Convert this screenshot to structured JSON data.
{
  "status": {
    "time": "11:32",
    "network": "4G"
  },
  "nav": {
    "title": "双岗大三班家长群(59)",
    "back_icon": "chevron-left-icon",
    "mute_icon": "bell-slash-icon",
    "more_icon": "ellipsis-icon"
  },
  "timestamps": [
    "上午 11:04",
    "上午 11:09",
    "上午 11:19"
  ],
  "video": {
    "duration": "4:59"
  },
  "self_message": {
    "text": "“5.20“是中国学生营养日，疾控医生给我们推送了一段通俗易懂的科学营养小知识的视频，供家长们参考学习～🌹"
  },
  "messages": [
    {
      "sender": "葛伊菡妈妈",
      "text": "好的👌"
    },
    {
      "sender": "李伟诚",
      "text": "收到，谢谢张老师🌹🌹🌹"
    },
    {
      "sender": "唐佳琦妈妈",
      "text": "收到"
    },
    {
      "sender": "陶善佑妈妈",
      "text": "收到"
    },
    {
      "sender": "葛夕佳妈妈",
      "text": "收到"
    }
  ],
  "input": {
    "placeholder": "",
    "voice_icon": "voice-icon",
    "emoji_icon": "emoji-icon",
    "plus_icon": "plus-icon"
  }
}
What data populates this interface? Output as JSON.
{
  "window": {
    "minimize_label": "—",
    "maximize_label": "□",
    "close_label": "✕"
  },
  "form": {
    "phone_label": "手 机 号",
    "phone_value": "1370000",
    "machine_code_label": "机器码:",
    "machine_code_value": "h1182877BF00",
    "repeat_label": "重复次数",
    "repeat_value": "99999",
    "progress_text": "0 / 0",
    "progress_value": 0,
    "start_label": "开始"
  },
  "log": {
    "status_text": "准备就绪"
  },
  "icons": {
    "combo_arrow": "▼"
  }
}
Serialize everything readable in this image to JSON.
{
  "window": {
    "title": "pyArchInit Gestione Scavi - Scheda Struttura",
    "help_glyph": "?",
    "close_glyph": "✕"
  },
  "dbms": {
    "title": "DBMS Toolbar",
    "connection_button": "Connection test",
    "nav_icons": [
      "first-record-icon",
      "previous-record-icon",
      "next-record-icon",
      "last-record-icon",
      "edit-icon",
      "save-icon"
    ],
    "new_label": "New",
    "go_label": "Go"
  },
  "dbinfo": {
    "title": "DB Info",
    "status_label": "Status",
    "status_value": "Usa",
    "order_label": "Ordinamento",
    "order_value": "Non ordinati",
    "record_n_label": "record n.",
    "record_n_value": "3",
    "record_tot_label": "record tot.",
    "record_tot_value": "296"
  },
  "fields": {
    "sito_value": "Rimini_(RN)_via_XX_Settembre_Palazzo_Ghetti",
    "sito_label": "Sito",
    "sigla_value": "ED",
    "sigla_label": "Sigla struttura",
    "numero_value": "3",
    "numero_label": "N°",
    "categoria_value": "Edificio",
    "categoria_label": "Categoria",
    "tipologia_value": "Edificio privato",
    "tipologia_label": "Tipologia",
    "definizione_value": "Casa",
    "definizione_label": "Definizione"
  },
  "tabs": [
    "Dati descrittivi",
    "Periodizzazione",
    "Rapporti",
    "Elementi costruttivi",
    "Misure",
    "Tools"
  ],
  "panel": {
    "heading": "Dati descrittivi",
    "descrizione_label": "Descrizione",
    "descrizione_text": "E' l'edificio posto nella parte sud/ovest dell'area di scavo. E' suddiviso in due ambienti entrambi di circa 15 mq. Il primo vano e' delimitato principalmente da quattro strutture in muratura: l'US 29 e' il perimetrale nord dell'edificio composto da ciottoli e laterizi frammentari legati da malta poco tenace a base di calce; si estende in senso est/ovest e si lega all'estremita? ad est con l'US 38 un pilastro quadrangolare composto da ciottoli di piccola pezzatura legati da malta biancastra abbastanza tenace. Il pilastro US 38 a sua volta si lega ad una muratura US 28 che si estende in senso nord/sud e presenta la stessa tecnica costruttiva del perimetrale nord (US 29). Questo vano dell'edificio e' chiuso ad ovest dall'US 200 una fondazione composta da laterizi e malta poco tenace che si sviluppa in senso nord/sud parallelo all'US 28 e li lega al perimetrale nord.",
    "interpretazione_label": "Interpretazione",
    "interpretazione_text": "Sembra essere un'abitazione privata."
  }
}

══════════════════════════════

- Aim:
Reply with only the number of lines in the entries that contain the word "JSON".

- Worked solution:
3